━━━ Supplied entries ━━━

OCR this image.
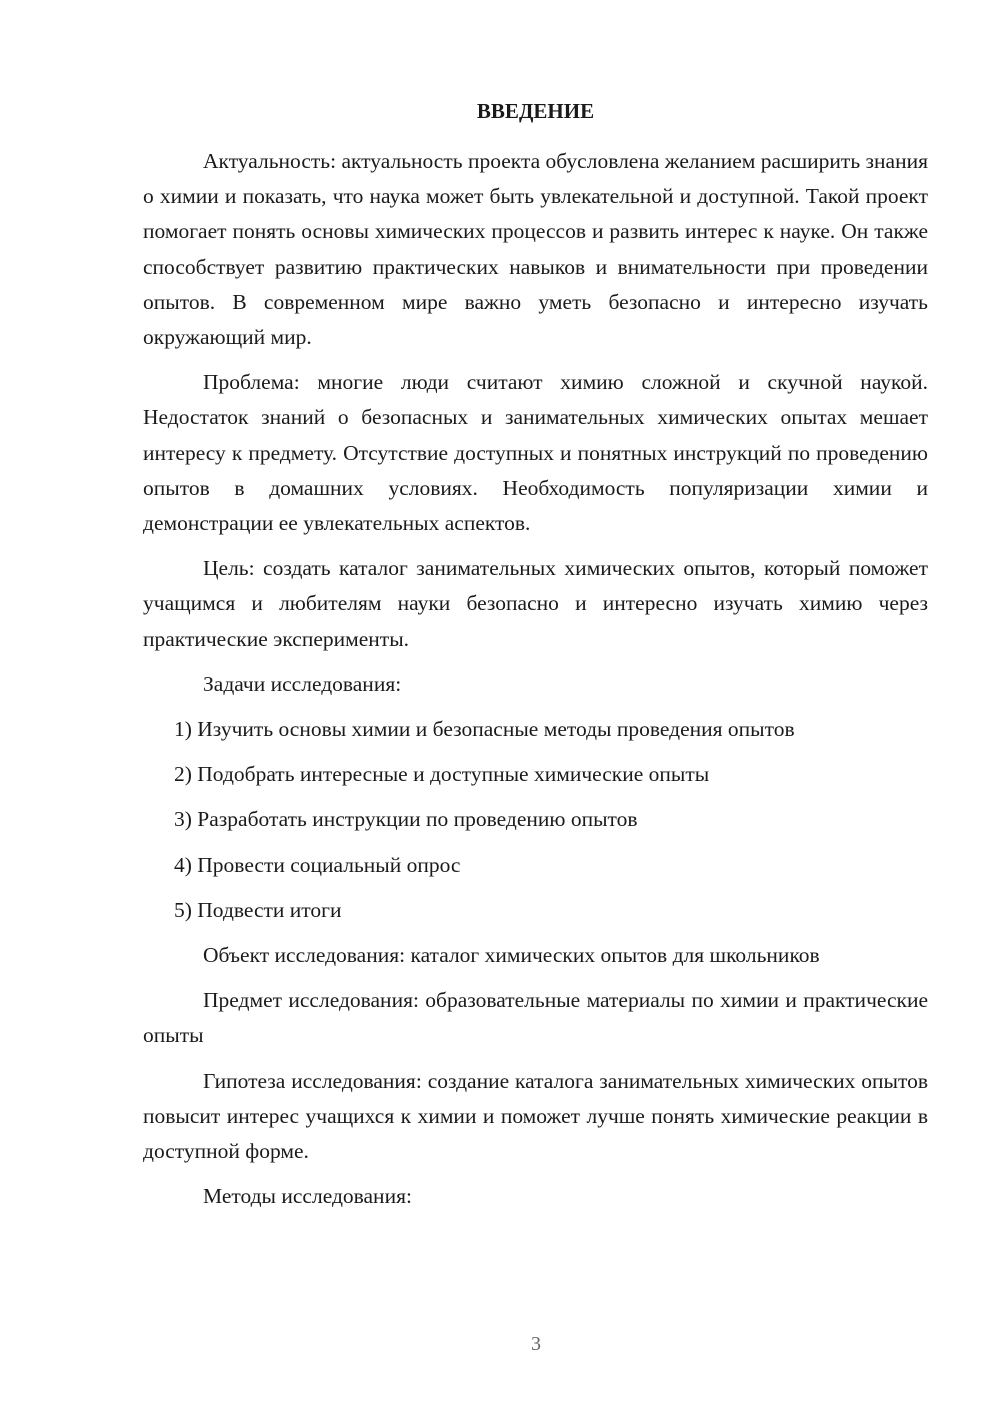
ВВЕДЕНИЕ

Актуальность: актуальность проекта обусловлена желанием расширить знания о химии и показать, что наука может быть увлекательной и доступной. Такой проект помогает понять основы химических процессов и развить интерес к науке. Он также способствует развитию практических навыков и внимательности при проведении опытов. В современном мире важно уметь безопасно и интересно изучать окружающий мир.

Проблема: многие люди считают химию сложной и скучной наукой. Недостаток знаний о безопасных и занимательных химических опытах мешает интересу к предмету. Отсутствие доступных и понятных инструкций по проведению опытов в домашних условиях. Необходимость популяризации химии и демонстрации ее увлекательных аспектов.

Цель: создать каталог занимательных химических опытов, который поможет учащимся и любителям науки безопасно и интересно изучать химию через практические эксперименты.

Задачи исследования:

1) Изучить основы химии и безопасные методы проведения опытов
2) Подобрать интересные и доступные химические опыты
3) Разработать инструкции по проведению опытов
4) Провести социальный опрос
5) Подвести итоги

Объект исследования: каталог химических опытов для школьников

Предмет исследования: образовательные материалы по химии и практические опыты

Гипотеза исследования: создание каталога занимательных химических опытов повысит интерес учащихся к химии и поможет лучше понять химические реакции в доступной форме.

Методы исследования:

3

━━━

Copy out the data above exactly, except the pictures.

OCR this image.
ВВЕДЕНИЕ

Актуальность: актуальность проекта обусловлена желанием расширить знания о химии и показать, что наука может быть увлекательной и доступной. Такой проект помогает понять основы химических процессов и развить интерес к науке. Он также способствует развитию практических навыков и внимательности при проведении опытов. В современном мире важно уметь безопасно и интересно изучать окружающий мир.

Проблема: многие люди считают химию сложной и скучной наукой. Недостаток знаний о безопасных и занимательных химических опытах мешает интересу к предмету. Отсутствие доступных и понятных инструкций по проведению опытов в домашних условиях. Необходимость популяризации химии и демонстрации ее увлекательных аспектов.

Цель: создать каталог занимательных химических опытов, который поможет учащимся и любителям науки безопасно и интересно изучать химию через практические эксперименты.

Задачи исследования:

1) Изучить основы химии и безопасные методы проведения опытов
2) Подобрать интересные и доступные химические опыты
3) Разработать инструкции по проведению опытов
4) Провести социальный опрос
5) Подвести итоги

Объект исследования: каталог химических опытов для школьников

Предмет исследования: образовательные материалы по химии и практические опыты

Гипотеза исследования: создание каталога занимательных химических опытов повысит интерес учащихся к химии и поможет лучше понять химические реакции в доступной форме.

Методы исследования:

3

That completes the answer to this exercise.